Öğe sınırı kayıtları
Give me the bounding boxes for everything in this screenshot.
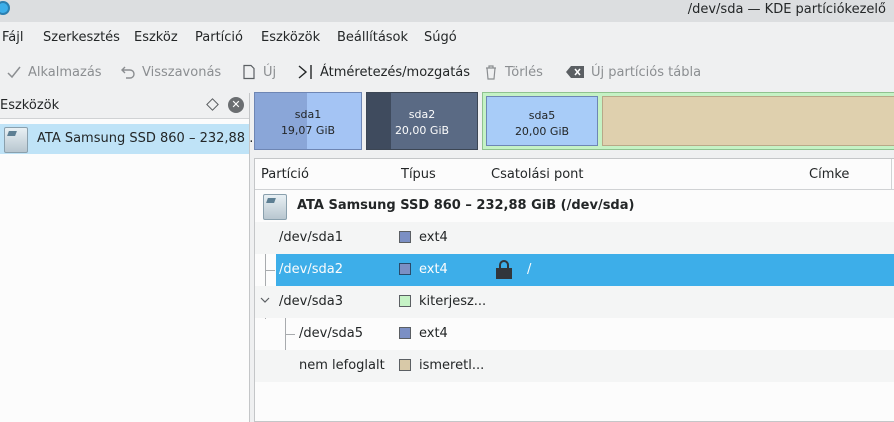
partition-name: /dev/sda2	[279, 262, 343, 277]
fs-color-swatch	[399, 359, 411, 371]
table-row[interactable]: /dev/sda3 kiterjesz...	[255, 286, 894, 318]
menu-tools[interactable]: Eszközök	[261, 30, 320, 45]
partition-name: nem lefoglalt	[299, 358, 385, 373]
fs-type: ext4	[419, 326, 448, 341]
hard-disk-icon	[263, 194, 287, 220]
clear-table-icon	[565, 64, 585, 80]
table-row[interactable]: /dev/sda5 ext4	[255, 318, 894, 350]
chevron-down-icon[interactable]	[260, 294, 270, 304]
table-row-device[interactable]: ATA Samsung SSD 860 – 232,88 GiB (/dev/s…	[255, 190, 894, 222]
column-header-label[interactable]: Címke	[803, 159, 892, 189]
undo-icon	[120, 64, 136, 80]
fs-type: kiterjesz...	[419, 294, 487, 309]
devices-panel-title: Eszközök	[0, 98, 60, 113]
table-row[interactable]: nem lefoglalt ismeretl...	[255, 350, 894, 382]
fs-color-swatch	[399, 327, 411, 339]
delete-button[interactable]: Törlés	[483, 60, 543, 84]
partition-segment-sda2[interactable]: sda2 20,00 GiB	[366, 92, 478, 150]
apply-label: Alkalmazás	[28, 64, 102, 80]
main-toolbar: Alkalmazás Visszavonás Új Átméretezés/mo…	[0, 60, 894, 84]
menu-help[interactable]: Súgó	[424, 30, 457, 45]
fs-color-swatch	[399, 263, 411, 275]
devices-panel-header: Eszközök ✕	[0, 93, 249, 119]
trash-icon	[483, 64, 499, 80]
resize-label: Átméretezés/mozgatás	[320, 64, 471, 80]
partition-segment-unallocated[interactable]	[602, 96, 894, 146]
column-header-partition[interactable]: Partíció	[255, 159, 396, 189]
resize-move-button[interactable]: Átméretezés/mozgatás	[298, 60, 470, 84]
fs-color-swatch	[399, 295, 411, 307]
segment-name: sda2	[408, 108, 436, 121]
partition-name: /dev/sda1	[279, 230, 343, 245]
new-table-label: Új partíciós tábla	[591, 64, 702, 80]
segment-name: sda1	[294, 108, 322, 121]
partition-graph: sda1 19,07 GiB sda2 20,00 GiB sda5 20,00 Gi…	[254, 92, 894, 150]
delete-label: Törlés	[505, 64, 543, 80]
new-document-icon	[241, 64, 257, 80]
undo-button[interactable]: Visszavonás	[120, 60, 221, 84]
column-header-mountpoint[interactable]: Csatolási pont	[485, 159, 804, 189]
new-button[interactable]: Új	[241, 60, 276, 84]
menu-file[interactable]: Fájl	[2, 30, 23, 45]
partition-segment-sda3-extended[interactable]: sda5 20,00 GiB	[482, 92, 894, 150]
new-label: Új	[263, 64, 277, 80]
menu-device[interactable]: Eszköz	[134, 30, 178, 45]
device-list-item[interactable]: ATA Samsung SSD 860 – 232,88 ...	[0, 124, 262, 154]
float-panel-icon[interactable]	[206, 98, 219, 111]
partition-name: /dev/sda3	[279, 294, 343, 309]
fs-color-swatch	[399, 231, 411, 243]
device-label: ATA Samsung SSD 860 – 232,88 ...	[37, 131, 262, 146]
table-row[interactable]: /dev/sda1 ext4	[255, 222, 894, 254]
checkmark-icon	[6, 64, 22, 80]
app-icon[interactable]	[0, 1, 10, 15]
segment-size: 20,00 GiB	[514, 125, 570, 138]
undo-label: Visszavonás	[142, 64, 222, 80]
menu-settings[interactable]: Beállítások	[337, 30, 408, 45]
resize-icon	[298, 64, 314, 80]
partition-segment-sda1[interactable]: sda1 19,07 GiB	[254, 92, 362, 150]
close-panel-icon[interactable]: ✕	[228, 97, 244, 113]
menu-bar: Fájl Szerkesztés Eszköz Partíció Eszközö…	[0, 27, 894, 51]
segment-size: 19,07 GiB	[280, 124, 336, 137]
apply-button[interactable]: Alkalmazás	[6, 60, 102, 84]
devices-panel: Eszközök ✕ ATA Samsung SSD 860 – 232,88 …	[0, 93, 262, 422]
column-header-type[interactable]: Típus	[395, 159, 486, 189]
menu-edit[interactable]: Szerkesztés	[43, 30, 120, 45]
partition-segment-sda5[interactable]: sda5 20,00 GiB	[486, 96, 598, 146]
menu-partition[interactable]: Partíció	[195, 30, 243, 45]
fs-type: ext4	[419, 262, 448, 277]
partition-name: /dev/sda5	[299, 326, 363, 341]
device-row-label: ATA Samsung SSD 860 – 232,88 GiB (/dev/s…	[297, 198, 635, 213]
table-row-selected[interactable]: /dev/sda2 ext4 /	[276, 254, 894, 286]
segment-size: 20,00 GiB	[394, 124, 450, 137]
fs-type: ext4	[419, 230, 448, 245]
segment-name: sda5	[528, 109, 556, 122]
title-bar: /dev/sda — KDE partíciókezelő	[0, 0, 894, 22]
fs-type: ismeretl...	[419, 358, 485, 373]
mount-point: /	[527, 262, 532, 277]
window-title: /dev/sda — KDE partíciókezelő	[687, 2, 886, 17]
lock-icon	[496, 260, 512, 279]
new-partition-table-button[interactable]: Új partíciós tábla	[565, 60, 701, 84]
partition-table: Partíció Típus Csatolási pont Címke ATA …	[254, 158, 894, 422]
hard-disk-icon	[4, 127, 28, 153]
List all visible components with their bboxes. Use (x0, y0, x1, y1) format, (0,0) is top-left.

• _Yazılı talimat_
Yukarıdaki verilerin satırlarını, boş satırları atlayarak numaralı liste hâlinde verin. Resimleri yanıta almayın.

• _Çözüm_
1. Give me the bounding boxes for everything in this screenshot.
2. partition-name: /dev/sda2	[279, 262, 343, 277]
3. fs-color-swatch	[399, 359, 411, 371]
4. table-row[interactable]: /dev/sda3 kiterjesz...	[255, 286, 894, 318]
5. menu-tools[interactable]: Eszközök	[261, 30, 320, 45]
6. partition-name: nem lefoglalt	[299, 358, 385, 373]
7. fs-type: ext4	[419, 326, 448, 341]
8. hard-disk-icon	[263, 194, 287, 220]
9. clear-table-icon	[565, 64, 585, 80]
10. table-row[interactable]: /dev/sda5 ext4	[255, 318, 894, 350]
11. chevron-down-icon[interactable]	[260, 294, 270, 304]
12. table-row-device[interactable]: ATA Samsung SSD 860 – 232,88 GiB (/dev/s…	[255, 190, 894, 222]
13. column-header-label[interactable]: Címke	[803, 159, 892, 189]
14. undo-icon	[120, 64, 136, 80]
15. fs-type: kiterjesz...	[419, 294, 487, 309]
16. devices-panel-title: Eszközök	[0, 98, 60, 113]
17. table-row[interactable]: nem lefoglalt ismeretl...	[255, 350, 894, 382]
18. fs-color-swatch	[399, 327, 411, 339]
19. delete-button[interactable]: Törlés	[483, 60, 543, 84]
20. partition-segment-sda2[interactable]: sda2 20,00 GiB	[366, 92, 478, 150]
21. apply-label: Alkalmazás	[28, 64, 102, 80]
22. main-toolbar: Alkalmazás Visszavonás Új Átméretezés/mo…	[0, 60, 894, 84]
23. menu-help[interactable]: Súgó	[424, 30, 457, 45]
24. fs-color-swatch	[399, 263, 411, 275]
25. devices-panel-header: Eszközök ✕	[0, 93, 249, 119]
26. trash-icon	[483, 64, 499, 80]
27. resize-label: Átméretezés/mozgatás	[320, 64, 471, 80]
28. partition-segment-unallocated[interactable]	[602, 96, 894, 146]
29. column-header-partition[interactable]: Partíció	[255, 159, 396, 189]
30. resize-move-button[interactable]: Átméretezés/mozgatás	[298, 60, 470, 84]
31. fs-color-swatch	[399, 295, 411, 307]
32. segment-name: sda2	[408, 108, 436, 121]
33. partition-name: /dev/sda1	[279, 230, 343, 245]
34. new-table-label: Új partíciós tábla	[591, 64, 702, 80]
35. segment-name: sda1	[294, 108, 322, 121]
36. partition-graph: sda1 19,07 GiB sda2 20,00 GiB sda5 20,00 Gi…	[254, 92, 894, 150]
37. delete-label: Törlés	[505, 64, 543, 80]
38. new-document-icon	[241, 64, 257, 80]
39. undo-button[interactable]: Visszavonás	[120, 60, 221, 84]
40. column-header-mountpoint[interactable]: Csatolási pont	[485, 159, 804, 189]
41. new-button[interactable]: Új	[241, 60, 276, 84]
42. menu-file[interactable]: Fájl	[2, 30, 23, 45]
43. partition-segment-sda3-extended[interactable]: sda5 20,00 GiB	[482, 92, 894, 150]
44. new-label: Új	[263, 64, 277, 80]
45. menu-device[interactable]: Eszköz	[134, 30, 178, 45]
46. device-list-item[interactable]: ATA Samsung SSD 860 – 232,88 ...	[0, 124, 262, 154]
47. float-panel-icon[interactable]	[206, 98, 219, 111]
48. partition-name: /dev/sda3	[279, 294, 343, 309]
49. fs-color-swatch	[399, 231, 411, 243]
50. device-label: ATA Samsung SSD 860 – 232,88 ...	[37, 131, 262, 146]
51. table-row[interactable]: /dev/sda1 ext4	[255, 222, 894, 254]
52. checkmark-icon	[6, 64, 22, 80]
53. app-icon[interactable]	[0, 1, 10, 15]
54. segment-size: 20,00 GiB	[514, 125, 570, 138]
55. undo-label: Visszavonás	[142, 64, 222, 80]
56. menu-settings[interactable]: Beállítások	[337, 30, 408, 45]
57. resize-icon	[298, 64, 314, 80]
58. partition-segment-sda1[interactable]: sda1 19,07 GiB	[254, 92, 362, 150]
59. close-panel-icon[interactable]: ✕	[228, 97, 244, 113]
60. menu-bar: Fájl Szerkesztés Eszköz Partíció Eszközö…	[0, 27, 894, 51]
61. segment-size: 19,07 GiB	[280, 124, 336, 137]
62. apply-button[interactable]: Alkalmazás	[6, 60, 102, 84]
63. devices-panel: Eszközök ✕ ATA Samsung SSD 860 – 232,88 …	[0, 93, 262, 422]
64. column-header-type[interactable]: Típus	[395, 159, 486, 189]
65. menu-edit[interactable]: Szerkesztés	[43, 30, 120, 45]
66. partition-segment-sda5[interactable]: sda5 20,00 GiB	[486, 96, 598, 146]
67. menu-partition[interactable]: Partíció	[195, 30, 243, 45]
68. fs-type: ext4	[419, 262, 448, 277]
69. partition-name: /dev/sda5	[299, 326, 363, 341]
70. device-row-label: ATA Samsung SSD 860 – 232,88 GiB (/dev/s…	[297, 198, 635, 213]
71. table-row-selected[interactable]: /dev/sda2 ext4 /	[276, 254, 894, 286]
72. segment-size: 20,00 GiB	[394, 124, 450, 137]
73. fs-type: ext4	[419, 230, 448, 245]
74. segment-name: sda5	[528, 109, 556, 122]
75. title-bar: /dev/sda — KDE partíciókezelő	[0, 0, 894, 22]
76. fs-type: ismeretl...	[419, 358, 485, 373]
77. mount-point: /	[527, 262, 532, 277]
78. window-title: /dev/sda — KDE partíciókezelő	[687, 2, 886, 17]
79. lock-icon	[496, 260, 512, 279]
80. new-partition-table-button[interactable]: Új partíciós tábla	[565, 60, 701, 84]
81. partition-table: Partíció Típus Csatolási pont Címke ATA …	[254, 158, 894, 422]
82. hard-disk-icon	[4, 127, 28, 153]
83. List all visible components with their bboxes. Use (x0, y0, x1, y1) format, (0,0) is top-left.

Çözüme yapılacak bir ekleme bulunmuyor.